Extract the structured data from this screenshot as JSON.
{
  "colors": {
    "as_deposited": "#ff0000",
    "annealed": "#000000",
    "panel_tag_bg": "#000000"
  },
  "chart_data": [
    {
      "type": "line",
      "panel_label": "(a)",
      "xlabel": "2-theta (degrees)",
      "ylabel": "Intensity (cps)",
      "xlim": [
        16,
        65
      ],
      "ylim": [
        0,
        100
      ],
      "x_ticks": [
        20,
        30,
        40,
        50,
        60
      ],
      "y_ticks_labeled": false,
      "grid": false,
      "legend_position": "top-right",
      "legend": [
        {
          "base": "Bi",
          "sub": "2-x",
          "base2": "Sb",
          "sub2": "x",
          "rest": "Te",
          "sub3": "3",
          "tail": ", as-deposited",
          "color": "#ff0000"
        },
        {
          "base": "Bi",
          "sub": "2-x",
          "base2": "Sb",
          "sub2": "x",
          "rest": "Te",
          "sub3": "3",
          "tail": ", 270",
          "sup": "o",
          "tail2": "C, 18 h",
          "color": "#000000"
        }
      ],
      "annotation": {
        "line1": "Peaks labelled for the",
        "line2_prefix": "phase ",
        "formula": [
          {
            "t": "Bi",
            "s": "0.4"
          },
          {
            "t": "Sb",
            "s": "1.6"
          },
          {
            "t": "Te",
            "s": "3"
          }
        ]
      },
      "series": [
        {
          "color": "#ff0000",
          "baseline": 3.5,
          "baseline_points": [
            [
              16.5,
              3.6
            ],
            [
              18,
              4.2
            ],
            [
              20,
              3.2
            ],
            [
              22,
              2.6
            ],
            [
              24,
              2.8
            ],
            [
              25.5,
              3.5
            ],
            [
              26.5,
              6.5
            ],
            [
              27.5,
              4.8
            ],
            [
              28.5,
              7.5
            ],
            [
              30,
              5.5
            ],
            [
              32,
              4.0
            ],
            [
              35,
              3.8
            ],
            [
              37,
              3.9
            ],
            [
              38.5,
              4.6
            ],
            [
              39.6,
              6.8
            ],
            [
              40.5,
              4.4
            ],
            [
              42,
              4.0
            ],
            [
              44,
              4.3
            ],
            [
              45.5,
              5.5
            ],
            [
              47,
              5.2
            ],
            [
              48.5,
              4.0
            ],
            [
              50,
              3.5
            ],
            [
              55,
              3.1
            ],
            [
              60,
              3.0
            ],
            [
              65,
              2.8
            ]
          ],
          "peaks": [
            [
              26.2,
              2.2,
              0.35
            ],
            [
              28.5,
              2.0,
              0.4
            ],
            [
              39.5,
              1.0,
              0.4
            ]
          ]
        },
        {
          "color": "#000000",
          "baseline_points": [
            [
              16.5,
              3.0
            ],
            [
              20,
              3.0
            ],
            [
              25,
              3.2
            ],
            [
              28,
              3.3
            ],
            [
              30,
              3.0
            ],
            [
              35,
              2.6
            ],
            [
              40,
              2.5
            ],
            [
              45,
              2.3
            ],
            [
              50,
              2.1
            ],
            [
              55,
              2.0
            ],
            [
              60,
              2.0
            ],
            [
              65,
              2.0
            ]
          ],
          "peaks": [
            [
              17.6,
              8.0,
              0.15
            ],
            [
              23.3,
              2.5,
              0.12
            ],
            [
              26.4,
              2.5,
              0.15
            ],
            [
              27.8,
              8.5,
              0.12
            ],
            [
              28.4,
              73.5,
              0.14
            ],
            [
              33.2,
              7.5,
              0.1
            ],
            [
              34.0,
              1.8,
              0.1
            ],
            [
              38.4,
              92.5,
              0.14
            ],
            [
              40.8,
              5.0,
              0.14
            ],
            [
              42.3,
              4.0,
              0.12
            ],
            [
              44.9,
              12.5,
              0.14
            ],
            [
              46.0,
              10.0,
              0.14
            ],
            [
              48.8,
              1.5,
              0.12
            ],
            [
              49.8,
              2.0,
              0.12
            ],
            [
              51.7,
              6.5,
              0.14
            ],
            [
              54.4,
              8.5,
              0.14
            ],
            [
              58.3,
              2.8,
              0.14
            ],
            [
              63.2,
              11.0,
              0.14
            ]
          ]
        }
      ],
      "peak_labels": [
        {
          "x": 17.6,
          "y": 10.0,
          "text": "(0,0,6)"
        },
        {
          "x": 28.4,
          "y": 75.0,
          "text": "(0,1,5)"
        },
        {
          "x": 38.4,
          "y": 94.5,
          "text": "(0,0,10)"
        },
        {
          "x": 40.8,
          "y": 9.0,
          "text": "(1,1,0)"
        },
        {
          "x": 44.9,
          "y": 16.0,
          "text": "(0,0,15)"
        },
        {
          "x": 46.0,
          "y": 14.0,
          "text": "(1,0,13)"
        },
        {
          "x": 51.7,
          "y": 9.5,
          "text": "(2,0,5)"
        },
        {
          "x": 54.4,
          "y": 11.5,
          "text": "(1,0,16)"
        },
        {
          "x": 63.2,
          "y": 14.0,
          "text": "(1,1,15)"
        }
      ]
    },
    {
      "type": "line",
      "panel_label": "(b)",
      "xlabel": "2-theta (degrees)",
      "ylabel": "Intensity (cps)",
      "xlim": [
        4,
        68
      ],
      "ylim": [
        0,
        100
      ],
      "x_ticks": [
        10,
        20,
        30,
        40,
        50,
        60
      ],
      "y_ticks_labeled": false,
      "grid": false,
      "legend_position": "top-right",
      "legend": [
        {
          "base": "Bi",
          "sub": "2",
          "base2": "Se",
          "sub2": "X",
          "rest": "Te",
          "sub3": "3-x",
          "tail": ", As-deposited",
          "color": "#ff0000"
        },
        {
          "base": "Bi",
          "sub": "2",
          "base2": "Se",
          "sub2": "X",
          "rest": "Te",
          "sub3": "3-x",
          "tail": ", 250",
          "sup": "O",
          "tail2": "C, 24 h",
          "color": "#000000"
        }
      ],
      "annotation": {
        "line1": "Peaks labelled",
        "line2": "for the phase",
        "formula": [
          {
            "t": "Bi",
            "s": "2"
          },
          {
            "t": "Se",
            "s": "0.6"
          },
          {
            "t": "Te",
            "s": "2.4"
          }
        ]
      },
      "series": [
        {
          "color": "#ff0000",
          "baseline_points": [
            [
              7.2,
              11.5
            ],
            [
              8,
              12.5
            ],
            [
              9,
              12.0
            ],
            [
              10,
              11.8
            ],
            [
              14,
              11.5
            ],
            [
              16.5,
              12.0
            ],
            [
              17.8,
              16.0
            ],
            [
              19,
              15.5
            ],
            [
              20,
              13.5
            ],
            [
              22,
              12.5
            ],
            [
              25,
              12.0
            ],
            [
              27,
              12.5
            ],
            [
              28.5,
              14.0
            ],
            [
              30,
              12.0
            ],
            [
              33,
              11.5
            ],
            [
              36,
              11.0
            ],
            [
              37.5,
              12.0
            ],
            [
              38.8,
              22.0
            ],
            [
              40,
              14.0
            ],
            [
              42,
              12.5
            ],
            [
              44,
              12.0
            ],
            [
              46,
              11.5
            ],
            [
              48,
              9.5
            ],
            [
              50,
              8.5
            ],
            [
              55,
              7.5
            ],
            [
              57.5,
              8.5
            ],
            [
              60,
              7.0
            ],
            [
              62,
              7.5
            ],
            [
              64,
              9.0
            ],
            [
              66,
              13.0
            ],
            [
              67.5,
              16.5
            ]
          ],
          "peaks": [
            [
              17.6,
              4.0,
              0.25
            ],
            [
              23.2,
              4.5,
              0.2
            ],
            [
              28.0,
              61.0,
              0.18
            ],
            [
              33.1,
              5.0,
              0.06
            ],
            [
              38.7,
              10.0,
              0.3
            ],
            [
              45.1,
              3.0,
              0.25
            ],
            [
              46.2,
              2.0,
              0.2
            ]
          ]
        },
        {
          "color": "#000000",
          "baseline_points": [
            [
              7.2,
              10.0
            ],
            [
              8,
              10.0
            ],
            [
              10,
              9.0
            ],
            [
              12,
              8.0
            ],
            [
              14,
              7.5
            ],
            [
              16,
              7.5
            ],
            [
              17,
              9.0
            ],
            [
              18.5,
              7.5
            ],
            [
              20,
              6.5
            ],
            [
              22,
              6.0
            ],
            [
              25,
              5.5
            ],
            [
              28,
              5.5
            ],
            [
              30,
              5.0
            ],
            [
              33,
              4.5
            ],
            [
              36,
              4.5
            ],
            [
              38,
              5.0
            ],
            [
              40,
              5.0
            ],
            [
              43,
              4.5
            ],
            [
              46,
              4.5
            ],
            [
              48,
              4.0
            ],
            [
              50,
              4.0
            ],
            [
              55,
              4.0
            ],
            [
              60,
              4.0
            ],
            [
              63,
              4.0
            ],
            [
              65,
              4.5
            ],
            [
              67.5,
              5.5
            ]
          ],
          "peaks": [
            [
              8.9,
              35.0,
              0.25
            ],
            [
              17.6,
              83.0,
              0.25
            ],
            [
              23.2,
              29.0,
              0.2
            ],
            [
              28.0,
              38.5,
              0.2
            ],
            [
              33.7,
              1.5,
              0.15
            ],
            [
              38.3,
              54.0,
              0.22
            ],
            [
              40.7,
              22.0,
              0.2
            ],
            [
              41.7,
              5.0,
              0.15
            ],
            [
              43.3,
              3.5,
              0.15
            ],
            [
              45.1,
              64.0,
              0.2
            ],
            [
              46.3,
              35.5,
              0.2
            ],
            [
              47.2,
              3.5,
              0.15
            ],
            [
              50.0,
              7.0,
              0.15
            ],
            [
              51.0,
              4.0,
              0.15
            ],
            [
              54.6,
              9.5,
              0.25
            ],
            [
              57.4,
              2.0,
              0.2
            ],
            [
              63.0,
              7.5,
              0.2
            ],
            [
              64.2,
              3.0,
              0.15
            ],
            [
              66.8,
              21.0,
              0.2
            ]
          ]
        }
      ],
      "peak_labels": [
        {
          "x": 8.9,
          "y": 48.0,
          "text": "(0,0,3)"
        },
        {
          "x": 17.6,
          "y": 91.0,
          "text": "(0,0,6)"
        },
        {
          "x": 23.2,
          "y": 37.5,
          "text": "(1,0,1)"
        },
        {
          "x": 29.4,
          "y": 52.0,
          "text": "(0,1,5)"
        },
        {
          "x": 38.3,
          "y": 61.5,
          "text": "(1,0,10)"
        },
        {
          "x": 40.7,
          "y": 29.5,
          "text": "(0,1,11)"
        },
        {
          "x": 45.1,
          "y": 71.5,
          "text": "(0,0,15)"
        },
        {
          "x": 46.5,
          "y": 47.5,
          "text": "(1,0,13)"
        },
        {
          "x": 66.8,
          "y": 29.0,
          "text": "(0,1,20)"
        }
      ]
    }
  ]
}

============

→ **The exercise**:
Only lines holding the string "phase" are wanted; gather each one from the entries above.

→ **Task solution**:
        "line2_prefix": "phase ",
        "line2": "for the phase",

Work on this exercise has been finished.